### Stored rows ###

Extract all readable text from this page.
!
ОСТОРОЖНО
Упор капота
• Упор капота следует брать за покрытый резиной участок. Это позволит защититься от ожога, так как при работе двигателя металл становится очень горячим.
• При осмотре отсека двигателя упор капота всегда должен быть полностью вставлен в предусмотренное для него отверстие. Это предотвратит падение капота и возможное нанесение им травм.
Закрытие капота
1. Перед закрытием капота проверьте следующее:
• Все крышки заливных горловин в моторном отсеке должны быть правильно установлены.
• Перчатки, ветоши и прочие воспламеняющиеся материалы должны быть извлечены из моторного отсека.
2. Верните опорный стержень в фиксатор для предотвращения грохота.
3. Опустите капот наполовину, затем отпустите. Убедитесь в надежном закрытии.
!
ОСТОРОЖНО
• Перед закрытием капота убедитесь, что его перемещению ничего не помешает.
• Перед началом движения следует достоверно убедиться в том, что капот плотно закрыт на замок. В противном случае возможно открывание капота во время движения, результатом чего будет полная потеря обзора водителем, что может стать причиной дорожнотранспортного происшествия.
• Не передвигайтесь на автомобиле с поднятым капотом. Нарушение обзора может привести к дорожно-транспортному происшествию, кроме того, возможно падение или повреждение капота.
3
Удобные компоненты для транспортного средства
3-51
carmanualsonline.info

###
### Stored rows ###

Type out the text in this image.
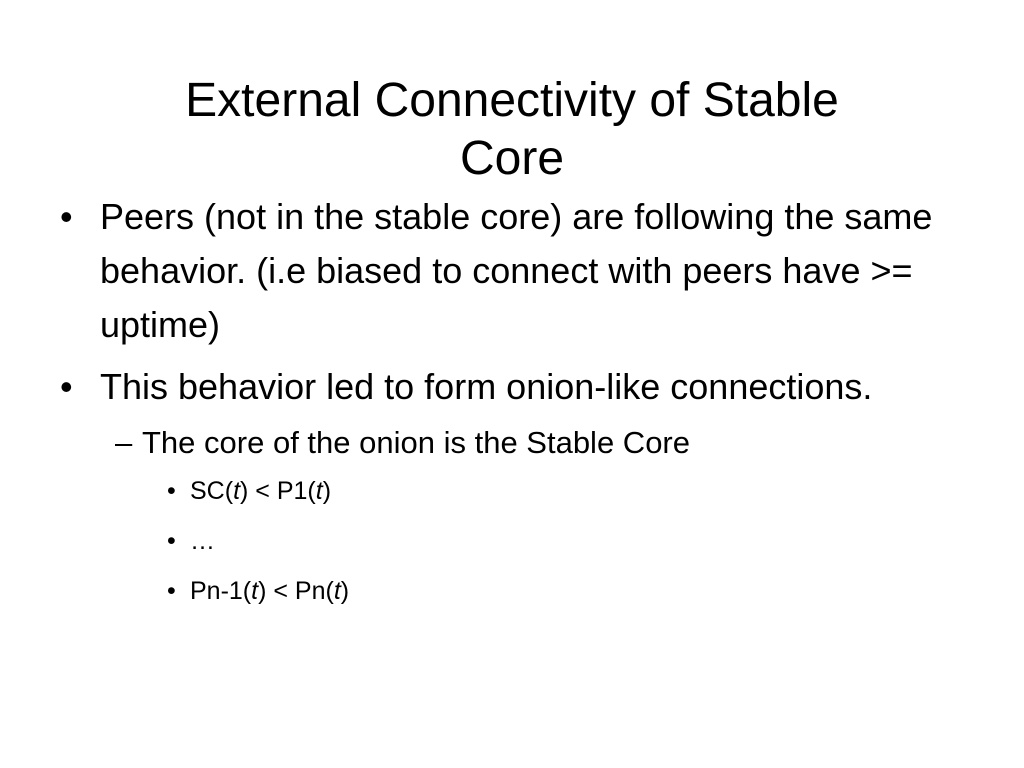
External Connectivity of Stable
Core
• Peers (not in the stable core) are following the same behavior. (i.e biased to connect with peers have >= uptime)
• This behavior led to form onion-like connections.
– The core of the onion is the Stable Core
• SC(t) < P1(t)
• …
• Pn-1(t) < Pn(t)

###

What is needed
Identify and list each line with the word "должны".

Output for this exercise
• Все крышки заливных горловин в моторном отсеке должны быть правильно установлены.
• Перчатки, ветоши и прочие воспламеняющиеся материалы должны быть извлечены из моторного отсека.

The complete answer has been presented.